OBJETIVO: No trecho sobre o aborto na lei penal, troque "Código Penal" por "Código Criminal" e reproduza a parte que começa nas palavras "Quem quer que" e vai até "puni-lo nesses casos.", inclusive.

Quem quer que leia o Código Penal da primeira à última linha vai perceber que a única ocasião em que a lei prevê que “não se pune” uma conduta criminosa específica é nos casos de aborto em caso de estupro e para salvar a vida da mãe. Isso significa que, mesmo reconhecendo o aborto como uma violação do direito à vida, a lei escolhe não puni-lo nesses casos.
A razão para isso é compreensível: um pai que, por negligência, causa um acidente e perde o próprio filho pode não ser punido. O Código Penal prevê essa possibilidade para os casos de homicídio culposo em que as consequências do crime já são mais graves do que a própria pena. Da mesma maneira, a lei entende que o aborto nesses dois casos é tão dramático e doloroso para a mãe, que ela não pode ser punida.

Registros de layout:
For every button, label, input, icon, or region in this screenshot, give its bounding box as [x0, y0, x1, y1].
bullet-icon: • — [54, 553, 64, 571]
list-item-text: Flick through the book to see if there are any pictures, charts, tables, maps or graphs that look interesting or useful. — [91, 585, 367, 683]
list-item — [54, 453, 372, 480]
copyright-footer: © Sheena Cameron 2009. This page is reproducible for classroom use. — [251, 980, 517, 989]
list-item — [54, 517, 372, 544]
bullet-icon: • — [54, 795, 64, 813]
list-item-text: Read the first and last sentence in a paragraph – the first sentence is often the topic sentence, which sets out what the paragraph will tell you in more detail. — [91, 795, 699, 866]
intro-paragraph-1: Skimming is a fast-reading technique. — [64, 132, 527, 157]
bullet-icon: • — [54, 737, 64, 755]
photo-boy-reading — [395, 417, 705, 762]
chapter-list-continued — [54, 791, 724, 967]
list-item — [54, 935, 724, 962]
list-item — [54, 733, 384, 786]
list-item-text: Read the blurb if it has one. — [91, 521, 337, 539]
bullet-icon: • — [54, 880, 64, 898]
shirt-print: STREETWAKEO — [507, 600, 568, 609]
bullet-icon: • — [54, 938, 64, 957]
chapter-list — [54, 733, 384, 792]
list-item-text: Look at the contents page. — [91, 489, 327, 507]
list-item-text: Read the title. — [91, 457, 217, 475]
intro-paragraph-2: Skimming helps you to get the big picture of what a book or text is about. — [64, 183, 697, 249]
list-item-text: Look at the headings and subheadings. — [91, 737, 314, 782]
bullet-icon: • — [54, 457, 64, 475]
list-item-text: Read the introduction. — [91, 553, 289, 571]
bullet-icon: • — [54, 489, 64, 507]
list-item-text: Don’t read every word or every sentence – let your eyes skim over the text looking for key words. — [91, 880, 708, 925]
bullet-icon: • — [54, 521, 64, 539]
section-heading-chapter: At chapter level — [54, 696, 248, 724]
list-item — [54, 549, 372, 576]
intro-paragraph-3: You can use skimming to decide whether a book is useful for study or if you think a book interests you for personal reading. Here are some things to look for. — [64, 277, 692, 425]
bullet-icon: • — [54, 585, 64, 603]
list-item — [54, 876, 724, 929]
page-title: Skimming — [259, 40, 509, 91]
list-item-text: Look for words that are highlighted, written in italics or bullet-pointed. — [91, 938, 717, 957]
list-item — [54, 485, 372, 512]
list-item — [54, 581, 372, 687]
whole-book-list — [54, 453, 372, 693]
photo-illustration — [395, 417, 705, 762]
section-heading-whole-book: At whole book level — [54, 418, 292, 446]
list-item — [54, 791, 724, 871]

RESOLUÇÃO:
Quem quer que leia o Código Criminal da primeira à última linha vai perceber que a única ocasião em que a lei prevê que “não se pune” uma conduta criminosa específica é nos casos de aborto em caso de estupro e para salvar a vida da mãe. Isso significa que, mesmo reconhecendo o aborto como uma violação do direito à vida, a lei escolhe não puni-lo nesses casos.